Your instructions: Can you give every line of the material from the first one through the line containing "yoy-label-box — [498, 252, 524, 265]", inclusive, as a JSON list of strings with one string per line and blank lines omitted?

Provided data:
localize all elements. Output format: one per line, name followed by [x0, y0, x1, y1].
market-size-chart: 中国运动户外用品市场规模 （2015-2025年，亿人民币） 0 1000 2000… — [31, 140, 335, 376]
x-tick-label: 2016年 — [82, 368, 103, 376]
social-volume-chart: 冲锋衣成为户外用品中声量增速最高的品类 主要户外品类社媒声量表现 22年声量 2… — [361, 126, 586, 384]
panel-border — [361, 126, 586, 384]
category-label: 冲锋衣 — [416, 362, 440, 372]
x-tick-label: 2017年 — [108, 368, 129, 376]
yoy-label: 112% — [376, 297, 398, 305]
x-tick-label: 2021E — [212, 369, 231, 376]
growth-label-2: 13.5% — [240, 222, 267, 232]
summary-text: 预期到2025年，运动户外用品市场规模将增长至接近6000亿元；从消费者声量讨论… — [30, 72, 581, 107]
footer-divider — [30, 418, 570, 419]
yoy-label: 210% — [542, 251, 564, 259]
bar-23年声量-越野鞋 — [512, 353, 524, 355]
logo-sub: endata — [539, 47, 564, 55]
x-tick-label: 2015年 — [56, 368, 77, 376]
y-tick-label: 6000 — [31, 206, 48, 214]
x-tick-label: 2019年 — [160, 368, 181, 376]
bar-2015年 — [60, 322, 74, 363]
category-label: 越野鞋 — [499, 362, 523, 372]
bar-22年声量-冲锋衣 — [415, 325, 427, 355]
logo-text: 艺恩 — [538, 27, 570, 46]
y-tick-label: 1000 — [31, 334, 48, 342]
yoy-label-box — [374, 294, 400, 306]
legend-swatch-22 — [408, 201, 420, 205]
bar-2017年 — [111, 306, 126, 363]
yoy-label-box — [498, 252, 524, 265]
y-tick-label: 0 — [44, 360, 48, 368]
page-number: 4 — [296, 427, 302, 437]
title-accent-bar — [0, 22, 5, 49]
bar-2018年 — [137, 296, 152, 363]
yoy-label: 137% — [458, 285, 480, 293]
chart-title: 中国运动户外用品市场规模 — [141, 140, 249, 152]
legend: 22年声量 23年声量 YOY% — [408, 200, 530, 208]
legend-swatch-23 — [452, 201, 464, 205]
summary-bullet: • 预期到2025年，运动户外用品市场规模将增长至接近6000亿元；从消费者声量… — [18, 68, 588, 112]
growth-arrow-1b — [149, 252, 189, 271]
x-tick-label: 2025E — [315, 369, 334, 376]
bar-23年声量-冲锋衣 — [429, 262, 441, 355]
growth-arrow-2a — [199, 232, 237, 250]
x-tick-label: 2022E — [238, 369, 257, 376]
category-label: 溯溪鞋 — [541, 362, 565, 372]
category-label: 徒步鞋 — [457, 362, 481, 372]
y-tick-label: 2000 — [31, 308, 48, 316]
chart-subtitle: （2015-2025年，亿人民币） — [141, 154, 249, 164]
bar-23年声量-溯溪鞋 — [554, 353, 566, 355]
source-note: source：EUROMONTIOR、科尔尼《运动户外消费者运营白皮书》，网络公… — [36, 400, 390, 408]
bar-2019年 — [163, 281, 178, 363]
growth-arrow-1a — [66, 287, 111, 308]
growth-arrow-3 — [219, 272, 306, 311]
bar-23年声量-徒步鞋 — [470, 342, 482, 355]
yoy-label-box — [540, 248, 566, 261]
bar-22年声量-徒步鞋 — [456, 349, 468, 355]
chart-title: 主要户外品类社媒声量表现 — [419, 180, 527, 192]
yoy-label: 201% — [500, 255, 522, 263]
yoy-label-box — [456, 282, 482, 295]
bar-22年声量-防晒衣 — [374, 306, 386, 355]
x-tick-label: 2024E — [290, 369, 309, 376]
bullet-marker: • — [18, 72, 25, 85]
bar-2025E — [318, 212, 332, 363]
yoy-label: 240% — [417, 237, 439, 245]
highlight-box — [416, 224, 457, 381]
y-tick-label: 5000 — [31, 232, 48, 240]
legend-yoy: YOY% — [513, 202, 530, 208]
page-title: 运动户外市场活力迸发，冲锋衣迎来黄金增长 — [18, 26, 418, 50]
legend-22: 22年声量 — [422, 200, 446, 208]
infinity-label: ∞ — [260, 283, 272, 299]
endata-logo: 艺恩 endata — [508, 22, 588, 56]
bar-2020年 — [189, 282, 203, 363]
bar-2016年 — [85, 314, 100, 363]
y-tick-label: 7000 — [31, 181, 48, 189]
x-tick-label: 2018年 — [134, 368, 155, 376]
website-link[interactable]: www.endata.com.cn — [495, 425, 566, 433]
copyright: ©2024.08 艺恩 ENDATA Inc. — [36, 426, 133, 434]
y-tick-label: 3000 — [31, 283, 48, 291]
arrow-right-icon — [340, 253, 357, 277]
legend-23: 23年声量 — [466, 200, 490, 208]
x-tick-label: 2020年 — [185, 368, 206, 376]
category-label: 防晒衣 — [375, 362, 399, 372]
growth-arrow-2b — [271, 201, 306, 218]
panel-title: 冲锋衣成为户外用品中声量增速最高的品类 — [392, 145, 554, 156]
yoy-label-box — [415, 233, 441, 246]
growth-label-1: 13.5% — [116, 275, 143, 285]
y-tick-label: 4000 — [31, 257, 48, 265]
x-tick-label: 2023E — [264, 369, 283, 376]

Complete answer:
[
  "localize all elements. Output format: one per line, name followed by [x0, y0, x1, y1].",
  "market-size-chart: 中国运动户外用品市场规模 （2015-2025年，亿人民币） 0 1000 2000… — [31, 140, 335, 376]",
  "x-tick-label: 2016年 — [82, 368, 103, 376]",
  "social-volume-chart: 冲锋衣成为户外用品中声量增速最高的品类 主要户外品类社媒声量表现 22年声量 2… — [361, 126, 586, 384]",
  "panel-border — [361, 126, 586, 384]",
  "category-label: 冲锋衣 — [416, 362, 440, 372]",
  "x-tick-label: 2017年 — [108, 368, 129, 376]",
  "yoy-label: 112% — [376, 297, 398, 305]",
  "x-tick-label: 2021E — [212, 369, 231, 376]",
  "growth-label-2: 13.5% — [240, 222, 267, 232]",
  "summary-text: 预期到2025年，运动户外用品市场规模将增长至接近6000亿元；从消费者声量讨论… — [30, 72, 581, 107]",
  "footer-divider — [30, 418, 570, 419]",
  "yoy-label: 210% — [542, 251, 564, 259]",
  "bar-23年声量-越野鞋 — [512, 353, 524, 355]",
  "logo-sub: endata — [539, 47, 564, 55]",
  "x-tick-label: 2015年 — [56, 368, 77, 376]",
  "y-tick-label: 6000 — [31, 206, 48, 214]",
  "x-tick-label: 2019年 — [160, 368, 181, 376]",
  "bar-2015年 — [60, 322, 74, 363]",
  "category-label: 越野鞋 — [499, 362, 523, 372]",
  "bar-22年声量-冲锋衣 — [415, 325, 427, 355]",
  "logo-text: 艺恩 — [538, 27, 570, 46]",
  "y-tick-label: 1000 — [31, 334, 48, 342]",
  "yoy-label-box — [374, 294, 400, 306]",
  "legend-swatch-22 — [408, 201, 420, 205]",
  "bar-2017年 — [111, 306, 126, 363]",
  "yoy-label-box — [498, 252, 524, 265]"
]